- [Task to carry out] Leave out the pictures and repeat everything else in the records exactly.

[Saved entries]
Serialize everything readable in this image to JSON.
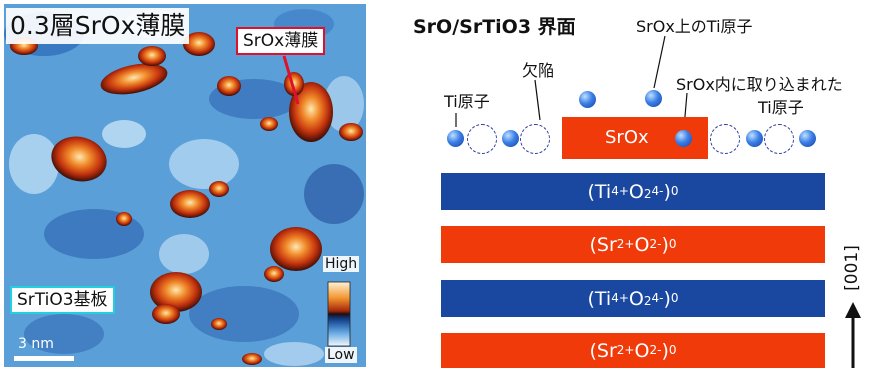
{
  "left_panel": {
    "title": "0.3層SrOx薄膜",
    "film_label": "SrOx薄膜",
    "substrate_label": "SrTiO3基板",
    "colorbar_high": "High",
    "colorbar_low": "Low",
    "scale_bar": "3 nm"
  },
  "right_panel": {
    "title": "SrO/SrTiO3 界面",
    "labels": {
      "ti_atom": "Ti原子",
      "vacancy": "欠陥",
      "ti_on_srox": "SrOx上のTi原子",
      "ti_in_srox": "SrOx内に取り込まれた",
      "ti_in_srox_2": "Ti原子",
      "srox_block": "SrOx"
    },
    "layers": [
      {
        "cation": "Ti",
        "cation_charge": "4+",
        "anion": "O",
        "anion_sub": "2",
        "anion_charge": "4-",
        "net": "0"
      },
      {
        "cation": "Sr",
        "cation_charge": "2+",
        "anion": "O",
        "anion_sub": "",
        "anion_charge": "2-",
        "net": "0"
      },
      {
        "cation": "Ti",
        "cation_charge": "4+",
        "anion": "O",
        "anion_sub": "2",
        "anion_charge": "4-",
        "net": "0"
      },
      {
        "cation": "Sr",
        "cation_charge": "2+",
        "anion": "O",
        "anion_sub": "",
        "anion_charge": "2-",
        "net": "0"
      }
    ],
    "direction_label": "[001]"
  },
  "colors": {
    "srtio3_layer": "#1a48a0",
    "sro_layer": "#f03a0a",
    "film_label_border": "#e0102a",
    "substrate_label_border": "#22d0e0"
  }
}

- [Task response]
Serialize everything readable in this image to JSON.
{
  "left_panel": {
    "title": "0.3層SrOx薄膜",
    "film_label": "SrOx薄膜",
    "substrate_label": "SrTiO3基板",
    "colorbar_high": "High",
    "colorbar_low": "Low",
    "scale_bar": "3 nm"
  },
  "right_panel": {
    "title": "SrO/SrTiO3 界面",
    "labels": {
      "ti_atom": "Ti原子",
      "vacancy": "欠陥",
      "ti_on_srox": "SrOx上のTi原子",
      "ti_in_srox": "SrOx内に取り込まれた",
      "ti_in_srox_2": "Ti原子",
      "srox_block": "SrOx"
    },
    "layers": [
      {
        "cation": "Ti",
        "cation_charge": "4+",
        "anion": "O",
        "anion_sub": "2",
        "anion_charge": "4-",
        "net": "0"
      },
      {
        "cation": "Sr",
        "cation_charge": "2+",
        "anion": "O",
        "anion_sub": "",
        "anion_charge": "2-",
        "net": "0"
      },
      {
        "cation": "Ti",
        "cation_charge": "4+",
        "anion": "O",
        "anion_sub": "2",
        "anion_charge": "4-",
        "net": "0"
      },
      {
        "cation": "Sr",
        "cation_charge": "2+",
        "anion": "O",
        "anion_sub": "",
        "anion_charge": "2-",
        "net": "0"
      }
    ],
    "direction_label": "[001]"
  },
  "colors": {
    "srtio3_layer": "#1a48a0",
    "sro_layer": "#f03a0a",
    "film_label_border": "#e0102a",
    "substrate_label_border": "#22d0e0"
  }
}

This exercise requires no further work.